- EXERCISE PROMPT
Consider the records below. How many of their lines include the word "Feliu"? State the number and nothing else.

[Collection entries]
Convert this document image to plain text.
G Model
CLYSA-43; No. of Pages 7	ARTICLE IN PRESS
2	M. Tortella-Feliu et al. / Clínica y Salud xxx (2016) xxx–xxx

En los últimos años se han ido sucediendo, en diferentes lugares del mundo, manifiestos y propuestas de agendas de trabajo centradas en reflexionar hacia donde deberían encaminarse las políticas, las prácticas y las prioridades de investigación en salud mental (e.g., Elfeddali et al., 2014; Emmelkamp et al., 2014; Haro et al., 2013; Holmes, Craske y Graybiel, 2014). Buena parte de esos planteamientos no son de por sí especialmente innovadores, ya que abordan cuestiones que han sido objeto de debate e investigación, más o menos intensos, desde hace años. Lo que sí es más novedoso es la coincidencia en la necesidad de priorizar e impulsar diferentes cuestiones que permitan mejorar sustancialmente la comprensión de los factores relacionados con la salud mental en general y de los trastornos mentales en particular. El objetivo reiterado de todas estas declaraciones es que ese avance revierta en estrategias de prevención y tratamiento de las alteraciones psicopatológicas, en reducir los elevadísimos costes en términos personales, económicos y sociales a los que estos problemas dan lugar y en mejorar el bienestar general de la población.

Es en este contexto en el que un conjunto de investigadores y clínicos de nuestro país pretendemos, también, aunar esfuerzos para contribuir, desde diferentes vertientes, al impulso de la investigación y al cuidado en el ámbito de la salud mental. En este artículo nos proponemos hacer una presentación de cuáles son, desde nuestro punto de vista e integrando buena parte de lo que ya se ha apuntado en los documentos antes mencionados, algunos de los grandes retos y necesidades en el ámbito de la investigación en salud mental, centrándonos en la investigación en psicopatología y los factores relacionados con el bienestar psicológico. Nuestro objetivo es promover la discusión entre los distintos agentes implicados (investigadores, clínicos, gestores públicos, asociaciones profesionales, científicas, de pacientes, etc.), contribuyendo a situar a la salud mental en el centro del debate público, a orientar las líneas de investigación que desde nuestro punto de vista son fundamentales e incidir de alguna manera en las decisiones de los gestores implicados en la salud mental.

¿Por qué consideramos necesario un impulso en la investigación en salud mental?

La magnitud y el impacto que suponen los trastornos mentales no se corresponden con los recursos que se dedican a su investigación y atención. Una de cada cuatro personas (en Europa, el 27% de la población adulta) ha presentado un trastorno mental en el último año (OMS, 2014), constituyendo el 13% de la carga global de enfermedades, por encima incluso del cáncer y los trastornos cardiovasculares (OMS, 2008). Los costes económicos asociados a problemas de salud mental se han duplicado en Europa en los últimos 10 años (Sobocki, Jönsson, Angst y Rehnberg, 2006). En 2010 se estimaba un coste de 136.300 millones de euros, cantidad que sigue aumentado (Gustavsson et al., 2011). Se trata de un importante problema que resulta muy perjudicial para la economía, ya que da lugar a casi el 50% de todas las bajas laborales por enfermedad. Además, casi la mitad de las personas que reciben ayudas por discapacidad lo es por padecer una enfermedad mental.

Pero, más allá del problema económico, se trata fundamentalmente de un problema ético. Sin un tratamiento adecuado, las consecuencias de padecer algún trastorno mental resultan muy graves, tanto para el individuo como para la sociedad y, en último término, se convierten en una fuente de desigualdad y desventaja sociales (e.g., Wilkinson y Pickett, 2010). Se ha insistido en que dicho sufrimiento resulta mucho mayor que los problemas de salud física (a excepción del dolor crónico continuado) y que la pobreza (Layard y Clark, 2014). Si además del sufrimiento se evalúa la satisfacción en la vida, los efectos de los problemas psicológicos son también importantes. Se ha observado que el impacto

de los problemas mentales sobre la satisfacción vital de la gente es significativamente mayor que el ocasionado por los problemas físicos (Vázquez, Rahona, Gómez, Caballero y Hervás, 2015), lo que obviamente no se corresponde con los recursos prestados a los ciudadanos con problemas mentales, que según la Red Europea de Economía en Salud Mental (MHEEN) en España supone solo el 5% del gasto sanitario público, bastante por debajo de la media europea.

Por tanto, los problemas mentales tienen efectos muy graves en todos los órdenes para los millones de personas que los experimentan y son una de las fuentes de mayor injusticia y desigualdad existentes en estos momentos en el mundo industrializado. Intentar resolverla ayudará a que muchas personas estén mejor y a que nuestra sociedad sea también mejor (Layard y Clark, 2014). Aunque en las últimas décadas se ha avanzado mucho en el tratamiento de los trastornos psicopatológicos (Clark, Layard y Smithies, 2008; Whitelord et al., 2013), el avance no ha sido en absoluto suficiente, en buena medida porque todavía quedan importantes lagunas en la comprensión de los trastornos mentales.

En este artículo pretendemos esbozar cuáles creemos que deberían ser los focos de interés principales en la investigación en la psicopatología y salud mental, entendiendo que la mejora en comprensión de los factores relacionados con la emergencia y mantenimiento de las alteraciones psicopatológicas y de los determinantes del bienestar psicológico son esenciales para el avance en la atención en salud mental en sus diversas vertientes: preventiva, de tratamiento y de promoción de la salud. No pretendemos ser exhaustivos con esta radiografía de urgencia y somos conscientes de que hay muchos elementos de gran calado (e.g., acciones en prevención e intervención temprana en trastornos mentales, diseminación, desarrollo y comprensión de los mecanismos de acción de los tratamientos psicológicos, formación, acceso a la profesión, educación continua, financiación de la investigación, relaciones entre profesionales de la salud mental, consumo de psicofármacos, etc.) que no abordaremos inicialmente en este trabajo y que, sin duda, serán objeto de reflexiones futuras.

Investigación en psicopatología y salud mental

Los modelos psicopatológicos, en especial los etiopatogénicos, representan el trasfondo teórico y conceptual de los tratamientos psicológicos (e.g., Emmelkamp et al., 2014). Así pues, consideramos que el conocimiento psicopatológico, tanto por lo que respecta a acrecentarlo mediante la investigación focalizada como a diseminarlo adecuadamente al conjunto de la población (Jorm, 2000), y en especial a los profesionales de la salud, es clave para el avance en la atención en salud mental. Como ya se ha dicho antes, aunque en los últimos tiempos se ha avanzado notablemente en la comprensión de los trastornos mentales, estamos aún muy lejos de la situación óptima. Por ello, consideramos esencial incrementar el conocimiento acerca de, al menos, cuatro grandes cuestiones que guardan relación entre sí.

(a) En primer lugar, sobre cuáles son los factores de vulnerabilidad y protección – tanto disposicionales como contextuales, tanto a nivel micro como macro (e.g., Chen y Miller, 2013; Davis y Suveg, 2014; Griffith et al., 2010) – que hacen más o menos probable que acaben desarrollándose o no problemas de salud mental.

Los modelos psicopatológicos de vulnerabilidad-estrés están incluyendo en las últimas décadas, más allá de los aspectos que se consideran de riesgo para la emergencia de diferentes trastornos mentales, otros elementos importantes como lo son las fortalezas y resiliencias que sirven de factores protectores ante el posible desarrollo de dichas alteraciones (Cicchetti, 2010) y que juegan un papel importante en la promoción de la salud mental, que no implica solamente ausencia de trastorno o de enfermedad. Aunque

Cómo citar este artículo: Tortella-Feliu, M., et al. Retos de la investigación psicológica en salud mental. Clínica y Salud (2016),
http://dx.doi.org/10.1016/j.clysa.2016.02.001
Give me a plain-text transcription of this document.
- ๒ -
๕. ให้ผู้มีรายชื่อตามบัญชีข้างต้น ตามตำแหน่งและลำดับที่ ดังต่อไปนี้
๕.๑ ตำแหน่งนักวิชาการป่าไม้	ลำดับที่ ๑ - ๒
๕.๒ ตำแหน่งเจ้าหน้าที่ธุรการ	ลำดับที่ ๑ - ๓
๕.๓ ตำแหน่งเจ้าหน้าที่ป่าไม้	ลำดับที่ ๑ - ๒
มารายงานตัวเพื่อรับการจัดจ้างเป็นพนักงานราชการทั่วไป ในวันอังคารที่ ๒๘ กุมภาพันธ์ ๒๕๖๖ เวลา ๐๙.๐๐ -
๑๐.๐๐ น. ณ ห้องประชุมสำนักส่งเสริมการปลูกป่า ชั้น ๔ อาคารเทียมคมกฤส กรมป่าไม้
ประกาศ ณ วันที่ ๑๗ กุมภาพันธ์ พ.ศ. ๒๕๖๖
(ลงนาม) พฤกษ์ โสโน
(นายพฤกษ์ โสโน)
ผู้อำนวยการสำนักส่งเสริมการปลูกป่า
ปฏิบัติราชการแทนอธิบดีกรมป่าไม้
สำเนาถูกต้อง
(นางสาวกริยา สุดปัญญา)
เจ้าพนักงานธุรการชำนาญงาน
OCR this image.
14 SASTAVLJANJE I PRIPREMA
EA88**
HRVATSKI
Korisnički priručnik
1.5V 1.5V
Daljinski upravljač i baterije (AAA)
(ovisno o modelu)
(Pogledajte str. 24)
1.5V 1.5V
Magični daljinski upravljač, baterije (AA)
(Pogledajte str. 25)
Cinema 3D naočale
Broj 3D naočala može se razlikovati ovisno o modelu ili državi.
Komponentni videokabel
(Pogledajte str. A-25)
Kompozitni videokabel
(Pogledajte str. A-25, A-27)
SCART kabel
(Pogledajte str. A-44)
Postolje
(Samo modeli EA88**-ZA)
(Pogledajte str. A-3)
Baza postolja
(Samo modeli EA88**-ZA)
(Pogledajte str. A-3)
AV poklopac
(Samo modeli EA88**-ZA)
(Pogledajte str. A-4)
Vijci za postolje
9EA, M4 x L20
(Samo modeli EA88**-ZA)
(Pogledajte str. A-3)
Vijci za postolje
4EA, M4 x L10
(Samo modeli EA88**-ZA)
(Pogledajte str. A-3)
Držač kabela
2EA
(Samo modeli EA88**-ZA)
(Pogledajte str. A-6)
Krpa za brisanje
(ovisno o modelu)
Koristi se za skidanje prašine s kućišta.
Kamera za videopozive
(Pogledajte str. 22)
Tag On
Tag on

- OUTPUT FOR THIS TASK
2